Write out every record below exactly as it appears.

## BEGIN DATASET ROWS

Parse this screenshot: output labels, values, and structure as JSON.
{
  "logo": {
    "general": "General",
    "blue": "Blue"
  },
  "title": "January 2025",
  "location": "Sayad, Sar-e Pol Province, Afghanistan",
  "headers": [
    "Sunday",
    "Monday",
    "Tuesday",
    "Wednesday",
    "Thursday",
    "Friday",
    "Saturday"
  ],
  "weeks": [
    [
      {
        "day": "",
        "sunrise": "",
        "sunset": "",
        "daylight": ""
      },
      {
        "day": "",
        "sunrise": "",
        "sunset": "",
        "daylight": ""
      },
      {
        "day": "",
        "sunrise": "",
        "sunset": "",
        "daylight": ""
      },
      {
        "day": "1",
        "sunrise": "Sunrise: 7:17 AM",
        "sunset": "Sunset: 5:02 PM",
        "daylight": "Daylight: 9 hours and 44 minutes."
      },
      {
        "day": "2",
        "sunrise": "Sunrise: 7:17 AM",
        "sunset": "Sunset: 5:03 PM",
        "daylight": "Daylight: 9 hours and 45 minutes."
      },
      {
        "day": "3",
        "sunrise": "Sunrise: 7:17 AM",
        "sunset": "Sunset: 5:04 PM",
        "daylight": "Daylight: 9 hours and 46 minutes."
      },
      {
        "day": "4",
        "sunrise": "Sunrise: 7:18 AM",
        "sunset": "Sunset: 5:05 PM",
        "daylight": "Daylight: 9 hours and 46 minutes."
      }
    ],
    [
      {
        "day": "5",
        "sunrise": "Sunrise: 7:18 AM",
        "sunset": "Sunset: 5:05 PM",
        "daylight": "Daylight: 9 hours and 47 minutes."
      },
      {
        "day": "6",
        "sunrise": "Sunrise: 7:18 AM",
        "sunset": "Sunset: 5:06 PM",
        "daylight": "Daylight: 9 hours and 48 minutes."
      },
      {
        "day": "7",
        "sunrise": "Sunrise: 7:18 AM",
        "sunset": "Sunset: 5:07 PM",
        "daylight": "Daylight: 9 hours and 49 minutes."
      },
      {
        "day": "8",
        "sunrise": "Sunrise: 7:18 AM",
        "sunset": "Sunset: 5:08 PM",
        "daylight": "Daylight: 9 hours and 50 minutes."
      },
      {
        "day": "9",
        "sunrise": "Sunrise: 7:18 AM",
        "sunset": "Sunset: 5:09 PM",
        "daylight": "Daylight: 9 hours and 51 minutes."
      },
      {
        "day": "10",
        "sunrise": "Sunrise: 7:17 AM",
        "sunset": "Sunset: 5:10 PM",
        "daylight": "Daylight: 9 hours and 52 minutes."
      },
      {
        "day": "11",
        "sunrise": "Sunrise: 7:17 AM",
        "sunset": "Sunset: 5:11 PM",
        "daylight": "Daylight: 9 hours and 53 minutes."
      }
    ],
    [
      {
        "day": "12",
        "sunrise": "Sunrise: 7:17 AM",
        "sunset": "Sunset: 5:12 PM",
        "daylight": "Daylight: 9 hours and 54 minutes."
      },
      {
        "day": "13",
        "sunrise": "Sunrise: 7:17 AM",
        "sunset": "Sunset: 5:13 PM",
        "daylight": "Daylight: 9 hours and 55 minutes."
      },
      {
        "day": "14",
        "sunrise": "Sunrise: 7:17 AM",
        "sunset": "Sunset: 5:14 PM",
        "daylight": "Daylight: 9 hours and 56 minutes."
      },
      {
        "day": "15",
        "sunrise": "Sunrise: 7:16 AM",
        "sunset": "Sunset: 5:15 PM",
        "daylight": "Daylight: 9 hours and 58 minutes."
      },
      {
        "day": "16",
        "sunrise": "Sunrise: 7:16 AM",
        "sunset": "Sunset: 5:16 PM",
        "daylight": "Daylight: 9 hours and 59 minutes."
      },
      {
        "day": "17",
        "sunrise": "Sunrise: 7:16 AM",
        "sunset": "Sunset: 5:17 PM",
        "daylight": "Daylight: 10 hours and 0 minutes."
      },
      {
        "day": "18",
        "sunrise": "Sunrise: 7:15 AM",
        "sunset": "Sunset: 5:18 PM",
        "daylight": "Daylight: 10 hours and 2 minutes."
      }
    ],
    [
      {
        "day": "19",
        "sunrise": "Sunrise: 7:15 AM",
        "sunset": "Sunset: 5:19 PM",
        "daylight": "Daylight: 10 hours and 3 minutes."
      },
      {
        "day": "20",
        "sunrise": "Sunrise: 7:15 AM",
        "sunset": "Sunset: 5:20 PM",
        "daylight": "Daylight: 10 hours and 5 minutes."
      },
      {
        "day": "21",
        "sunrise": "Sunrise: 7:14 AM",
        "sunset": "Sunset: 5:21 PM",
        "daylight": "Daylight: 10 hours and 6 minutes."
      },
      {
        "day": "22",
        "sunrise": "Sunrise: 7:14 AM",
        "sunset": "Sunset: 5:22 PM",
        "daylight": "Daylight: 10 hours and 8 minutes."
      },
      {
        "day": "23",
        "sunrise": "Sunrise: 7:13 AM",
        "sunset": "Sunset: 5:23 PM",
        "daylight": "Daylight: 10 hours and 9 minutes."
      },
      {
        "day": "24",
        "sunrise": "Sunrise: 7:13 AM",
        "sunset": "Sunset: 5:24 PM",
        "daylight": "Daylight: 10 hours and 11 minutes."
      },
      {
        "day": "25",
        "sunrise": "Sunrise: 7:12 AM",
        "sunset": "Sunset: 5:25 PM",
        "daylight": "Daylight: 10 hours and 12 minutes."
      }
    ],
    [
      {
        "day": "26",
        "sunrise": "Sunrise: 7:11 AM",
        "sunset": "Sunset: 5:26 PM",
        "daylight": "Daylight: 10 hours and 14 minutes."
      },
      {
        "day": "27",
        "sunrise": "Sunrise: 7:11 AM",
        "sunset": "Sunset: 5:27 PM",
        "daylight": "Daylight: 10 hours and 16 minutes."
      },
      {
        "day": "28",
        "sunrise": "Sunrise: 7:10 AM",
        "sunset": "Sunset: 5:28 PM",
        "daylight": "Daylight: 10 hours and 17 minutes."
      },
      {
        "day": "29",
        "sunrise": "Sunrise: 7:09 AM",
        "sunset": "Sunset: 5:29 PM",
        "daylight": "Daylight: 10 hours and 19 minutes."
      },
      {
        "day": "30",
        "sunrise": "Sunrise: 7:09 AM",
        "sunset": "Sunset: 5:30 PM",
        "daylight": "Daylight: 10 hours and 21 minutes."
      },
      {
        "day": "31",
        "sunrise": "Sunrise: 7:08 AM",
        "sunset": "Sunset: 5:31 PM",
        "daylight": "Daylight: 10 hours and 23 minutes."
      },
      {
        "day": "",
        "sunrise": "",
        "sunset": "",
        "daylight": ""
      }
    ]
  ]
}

## END DATASET ROWS

__CORRECT RESPONSE__
Parse this screenshot: output labels, values, and structure as JSON.
{
  "logo": {
    "general": "General",
    "blue": "Blue"
  },
  "title": "January 2025",
  "location": "Sayad, Sar-e Pol Province, Afghanistan",
  "headers": [
    "Sunday",
    "Monday",
    "Tuesday",
    "Wednesday",
    "Thursday",
    "Friday",
    "Saturday"
  ],
  "weeks": [
    [
      {
        "day": "",
        "sunrise": "",
        "sunset": "",
        "daylight": ""
      },
      {
        "day": "",
        "sunrise": "",
        "sunset": "",
        "daylight": ""
      },
      {
        "day": "",
        "sunrise": "",
        "sunset": "",
        "daylight": ""
      },
      {
        "day": "1",
        "sunrise": "Sunrise: 7:17 AM",
        "sunset": "Sunset: 5:02 PM",
        "daylight": "Daylight: 9 hours and 44 minutes."
      },
      {
        "day": "2",
        "sunrise": "Sunrise: 7:17 AM",
        "sunset": "Sunset: 5:03 PM",
        "daylight": "Daylight: 9 hours and 45 minutes."
      },
      {
        "day": "3",
        "sunrise": "Sunrise: 7:17 AM",
        "sunset": "Sunset: 5:04 PM",
        "daylight": "Daylight: 9 hours and 46 minutes."
      },
      {
        "day": "4",
        "sunrise": "Sunrise: 7:18 AM",
        "sunset": "Sunset: 5:05 PM",
        "daylight": "Daylight: 9 hours and 46 minutes."
      }
    ],
    [
      {
        "day": "5",
        "sunrise": "Sunrise: 7:18 AM",
        "sunset": "Sunset: 5:05 PM",
        "daylight": "Daylight: 9 hours and 47 minutes."
      },
      {
        "day": "6",
        "sunrise": "Sunrise: 7:18 AM",
        "sunset": "Sunset: 5:06 PM",
        "daylight": "Daylight: 9 hours and 48 minutes."
      },
      {
        "day": "7",
        "sunrise": "Sunrise: 7:18 AM",
        "sunset": "Sunset: 5:07 PM",
        "daylight": "Daylight: 9 hours and 49 minutes."
      },
      {
        "day": "8",
        "sunrise": "Sunrise: 7:18 AM",
        "sunset": "Sunset: 5:08 PM",
        "daylight": "Daylight: 9 hours and 50 minutes."
      },
      {
        "day": "9",
        "sunrise": "Sunrise: 7:18 AM",
        "sunset": "Sunset: 5:09 PM",
        "daylight": "Daylight: 9 hours and 51 minutes."
      },
      {
        "day": "10",
        "sunrise": "Sunrise: 7:17 AM",
        "sunset": "Sunset: 5:10 PM",
        "daylight": "Daylight: 9 hours and 52 minutes."
      },
      {
        "day": "11",
        "sunrise": "Sunrise: 7:17 AM",
        "sunset": "Sunset: 5:11 PM",
        "daylight": "Daylight: 9 hours and 53 minutes."
      }
    ],
    [
      {
        "day": "12",
        "sunrise": "Sunrise: 7:17 AM",
        "sunset": "Sunset: 5:12 PM",
        "daylight": "Daylight: 9 hours and 54 minutes."
      },
      {
        "day": "13",
        "sunrise": "Sunrise: 7:17 AM",
        "sunset": "Sunset: 5:13 PM",
        "daylight": "Daylight: 9 hours and 55 minutes."
      },
      {
        "day": "14",
        "sunrise": "Sunrise: 7:17 AM",
        "sunset": "Sunset: 5:14 PM",
        "daylight": "Daylight: 9 hours and 56 minutes."
      },
      {
        "day": "15",
        "sunrise": "Sunrise: 7:16 AM",
        "sunset": "Sunset: 5:15 PM",
        "daylight": "Daylight: 9 hours and 58 minutes."
      },
      {
        "day": "16",
        "sunrise": "Sunrise: 7:16 AM",
        "sunset": "Sunset: 5:16 PM",
        "daylight": "Daylight: 9 hours and 59 minutes."
      },
      {
        "day": "17",
        "sunrise": "Sunrise: 7:16 AM",
        "sunset": "Sunset: 5:17 PM",
        "daylight": "Daylight: 10 hours and 0 minutes."
      },
      {
        "day": "18",
        "sunrise": "Sunrise: 7:15 AM",
        "sunset": "Sunset: 5:18 PM",
        "daylight": "Daylight: 10 hours and 2 minutes."
      }
    ],
    [
      {
        "day": "19",
        "sunrise": "Sunrise: 7:15 AM",
        "sunset": "Sunset: 5:19 PM",
        "daylight": "Daylight: 10 hours and 3 minutes."
      },
      {
        "day": "20",
        "sunrise": "Sunrise: 7:15 AM",
        "sunset": "Sunset: 5:20 PM",
        "daylight": "Daylight: 10 hours and 5 minutes."
      },
      {
        "day": "21",
        "sunrise": "Sunrise: 7:14 AM",
        "sunset": "Sunset: 5:21 PM",
        "daylight": "Daylight: 10 hours and 6 minutes."
      },
      {
        "day": "22",
        "sunrise": "Sunrise: 7:14 AM",
        "sunset": "Sunset: 5:22 PM",
        "daylight": "Daylight: 10 hours and 8 minutes."
      },
      {
        "day": "23",
        "sunrise": "Sunrise: 7:13 AM",
        "sunset": "Sunset: 5:23 PM",
        "daylight": "Daylight: 10 hours and 9 minutes."
      },
      {
        "day": "24",
        "sunrise": "Sunrise: 7:13 AM",
        "sunset": "Sunset: 5:24 PM",
        "daylight": "Daylight: 10 hours and 11 minutes."
      },
      {
        "day": "25",
        "sunrise": "Sunrise: 7:12 AM",
        "sunset": "Sunset: 5:25 PM",
        "daylight": "Daylight: 10 hours and 12 minutes."
      }
    ],
    [
      {
        "day": "26",
        "sunrise": "Sunrise: 7:11 AM",
        "sunset": "Sunset: 5:26 PM",
        "daylight": "Daylight: 10 hours and 14 minutes."
      },
      {
        "day": "27",
        "sunrise": "Sunrise: 7:11 AM",
        "sunset": "Sunset: 5:27 PM",
        "daylight": "Daylight: 10 hours and 16 minutes."
      },
      {
        "day": "28",
        "sunrise": "Sunrise: 7:10 AM",
        "sunset": "Sunset: 5:28 PM",
        "daylight": "Daylight: 10 hours and 17 minutes."
      },
      {
        "day": "29",
        "sunrise": "Sunrise: 7:09 AM",
        "sunset": "Sunset: 5:29 PM",
        "daylight": "Daylight: 10 hours and 19 minutes."
      },
      {
        "day": "30",
        "sunrise": "Sunrise: 7:09 AM",
        "sunset": "Sunset: 5:30 PM",
        "daylight": "Daylight: 10 hours and 21 minutes."
      },
      {
        "day": "31",
        "sunrise": "Sunrise: 7:08 AM",
        "sunset": "Sunset: 5:31 PM",
        "daylight": "Daylight: 10 hours and 23 minutes."
      },
      {
        "day": "",
        "sunrise": "",
        "sunset": "",
        "daylight": ""
      }
    ]
  ]
}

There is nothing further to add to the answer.